====== ENTRIES PROVIDED ======

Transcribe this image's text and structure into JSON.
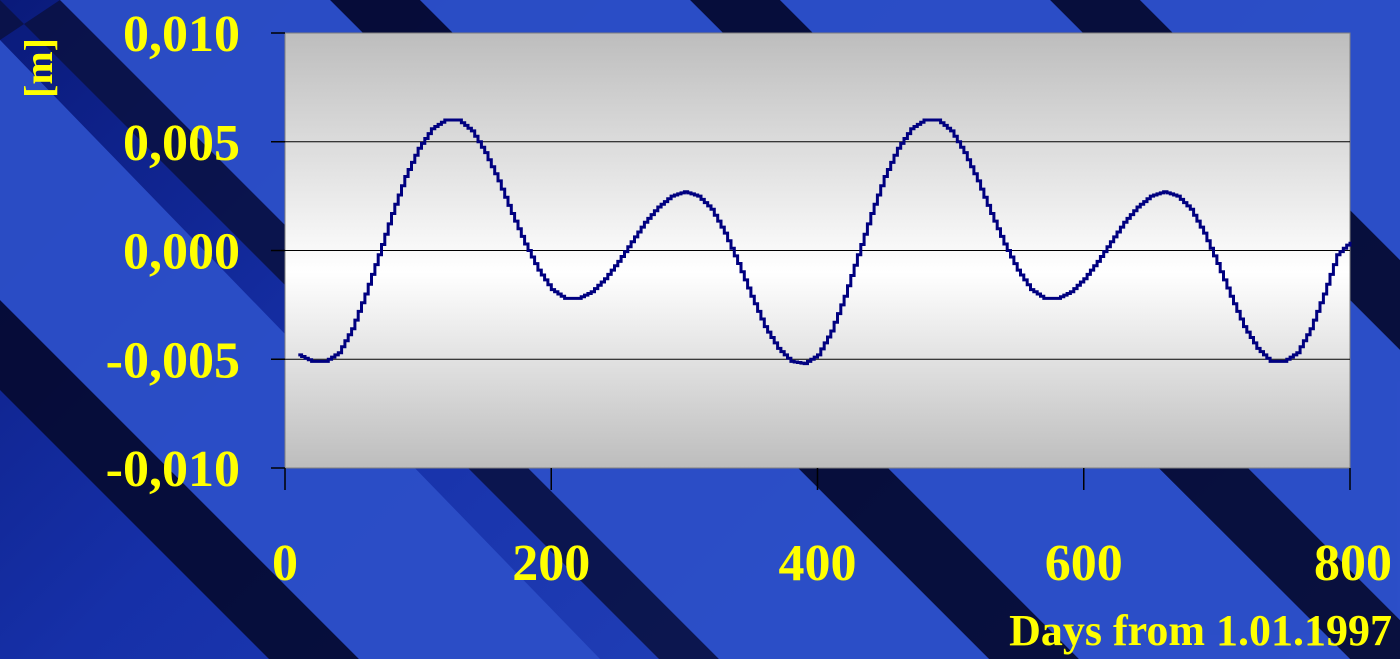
{
  "chart_data": {
    "type": "line",
    "title": "",
    "ylabel": "[m]",
    "xlabel": "Days from 1.01.1997",
    "xlim": [
      0,
      800
    ],
    "ylim": [
      -0.01,
      0.01
    ],
    "x_ticks": [
      0,
      200,
      400,
      600,
      800
    ],
    "x_tick_labels": [
      "0",
      "200",
      "400",
      "600",
      "800"
    ],
    "y_ticks": [
      0.01,
      0.005,
      0,
      -0.005,
      -0.01
    ],
    "y_tick_labels": [
      "0,010",
      "0,005",
      "0,000",
      "-0,005",
      "-0,010"
    ],
    "grid": true,
    "series": [
      {
        "x": [
          10,
          20,
          30,
          40,
          50,
          60,
          70,
          80,
          90,
          100,
          110,
          120,
          130,
          140,
          150,
          160,
          170,
          180,
          190,
          200,
          210,
          220,
          230,
          240,
          250,
          260,
          270,
          280,
          290,
          300,
          310,
          320,
          330,
          340,
          350,
          360,
          370,
          380,
          390,
          400,
          410,
          420,
          430,
          440,
          450,
          460,
          470,
          480,
          490,
          500,
          510,
          520,
          530,
          540,
          550,
          560,
          570,
          580,
          590,
          600,
          610,
          620,
          630,
          640,
          650,
          660,
          670,
          680,
          690,
          700,
          710,
          720,
          730,
          740,
          750,
          760,
          770,
          780,
          790,
          800
        ],
        "y": [
          -0.0048,
          -0.0051,
          -0.0051,
          -0.0047,
          -0.0036,
          -0.002,
          -0.0002,
          0.0017,
          0.0034,
          0.0047,
          0.0056,
          0.006,
          0.006,
          0.0055,
          0.0045,
          0.0032,
          0.0017,
          0.0003,
          -0.0009,
          -0.0018,
          -0.0022,
          -0.0022,
          -0.0019,
          -0.0013,
          -0.0005,
          0.0004,
          0.0013,
          0.002,
          0.0025,
          0.0027,
          0.0025,
          0.0019,
          0.0008,
          -0.0006,
          -0.0021,
          -0.0035,
          -0.0045,
          -0.0051,
          -0.0052,
          -0.0048,
          -0.0037,
          -0.0021,
          -0.0002,
          0.0017,
          0.0034,
          0.0047,
          0.0056,
          0.006,
          0.006,
          0.0055,
          0.0045,
          0.0032,
          0.0017,
          0.0003,
          -0.0009,
          -0.0018,
          -0.0022,
          -0.0022,
          -0.0019,
          -0.0013,
          -0.0005,
          0.0004,
          0.0013,
          0.002,
          0.0025,
          0.0027,
          0.0025,
          0.0019,
          0.0008,
          -0.0006,
          -0.0021,
          -0.0035,
          -0.0045,
          -0.0051,
          -0.0051,
          -0.0047,
          -0.0036,
          -0.002,
          -0.0002,
          0.0004
        ],
        "color": "#000080"
      }
    ],
    "colors": {
      "label_text": "#ffff00",
      "line": "#000080",
      "grid": "#000000",
      "plot_top": "#bdbdbd",
      "plot_middle": "#ffffff",
      "plot_bottom": "#bdbdbd"
    }
  }
}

======

EXERCISE INSTRUCTIONS: What comes back should match the records exactly, minus any pictures.

WRITTEN SOLUTION:
Transcribe this image's text and structure into JSON.
{
  "chart_data": {
    "type": "line",
    "title": "",
    "ylabel": "[m]",
    "xlabel": "Days from 1.01.1997",
    "xlim": [
      0,
      800
    ],
    "ylim": [
      -0.01,
      0.01
    ],
    "x_ticks": [
      0,
      200,
      400,
      600,
      800
    ],
    "x_tick_labels": [
      "0",
      "200",
      "400",
      "600",
      "800"
    ],
    "y_ticks": [
      0.01,
      0.005,
      0,
      -0.005,
      -0.01
    ],
    "y_tick_labels": [
      "0,010",
      "0,005",
      "0,000",
      "-0,005",
      "-0,010"
    ],
    "grid": true,
    "series": [
      {
        "x": [
          10,
          20,
          30,
          40,
          50,
          60,
          70,
          80,
          90,
          100,
          110,
          120,
          130,
          140,
          150,
          160,
          170,
          180,
          190,
          200,
          210,
          220,
          230,
          240,
          250,
          260,
          270,
          280,
          290,
          300,
          310,
          320,
          330,
          340,
          350,
          360,
          370,
          380,
          390,
          400,
          410,
          420,
          430,
          440,
          450,
          460,
          470,
          480,
          490,
          500,
          510,
          520,
          530,
          540,
          550,
          560,
          570,
          580,
          590,
          600,
          610,
          620,
          630,
          640,
          650,
          660,
          670,
          680,
          690,
          700,
          710,
          720,
          730,
          740,
          750,
          760,
          770,
          780,
          790,
          800
        ],
        "y": [
          -0.0048,
          -0.0051,
          -0.0051,
          -0.0047,
          -0.0036,
          -0.002,
          -0.0002,
          0.0017,
          0.0034,
          0.0047,
          0.0056,
          0.006,
          0.006,
          0.0055,
          0.0045,
          0.0032,
          0.0017,
          0.0003,
          -0.0009,
          -0.0018,
          -0.0022,
          -0.0022,
          -0.0019,
          -0.0013,
          -0.0005,
          0.0004,
          0.0013,
          0.002,
          0.0025,
          0.0027,
          0.0025,
          0.0019,
          0.0008,
          -0.0006,
          -0.0021,
          -0.0035,
          -0.0045,
          -0.0051,
          -0.0052,
          -0.0048,
          -0.0037,
          -0.0021,
          -0.0002,
          0.0017,
          0.0034,
          0.0047,
          0.0056,
          0.006,
          0.006,
          0.0055,
          0.0045,
          0.0032,
          0.0017,
          0.0003,
          -0.0009,
          -0.0018,
          -0.0022,
          -0.0022,
          -0.0019,
          -0.0013,
          -0.0005,
          0.0004,
          0.0013,
          0.002,
          0.0025,
          0.0027,
          0.0025,
          0.0019,
          0.0008,
          -0.0006,
          -0.0021,
          -0.0035,
          -0.0045,
          -0.0051,
          -0.0051,
          -0.0047,
          -0.0036,
          -0.002,
          -0.0002,
          0.0004
        ],
        "color": "#000080"
      }
    ],
    "colors": {
      "label_text": "#ffff00",
      "line": "#000080",
      "grid": "#000000",
      "plot_top": "#bdbdbd",
      "plot_middle": "#ffffff",
      "plot_bottom": "#bdbdbd"
    }
  }
}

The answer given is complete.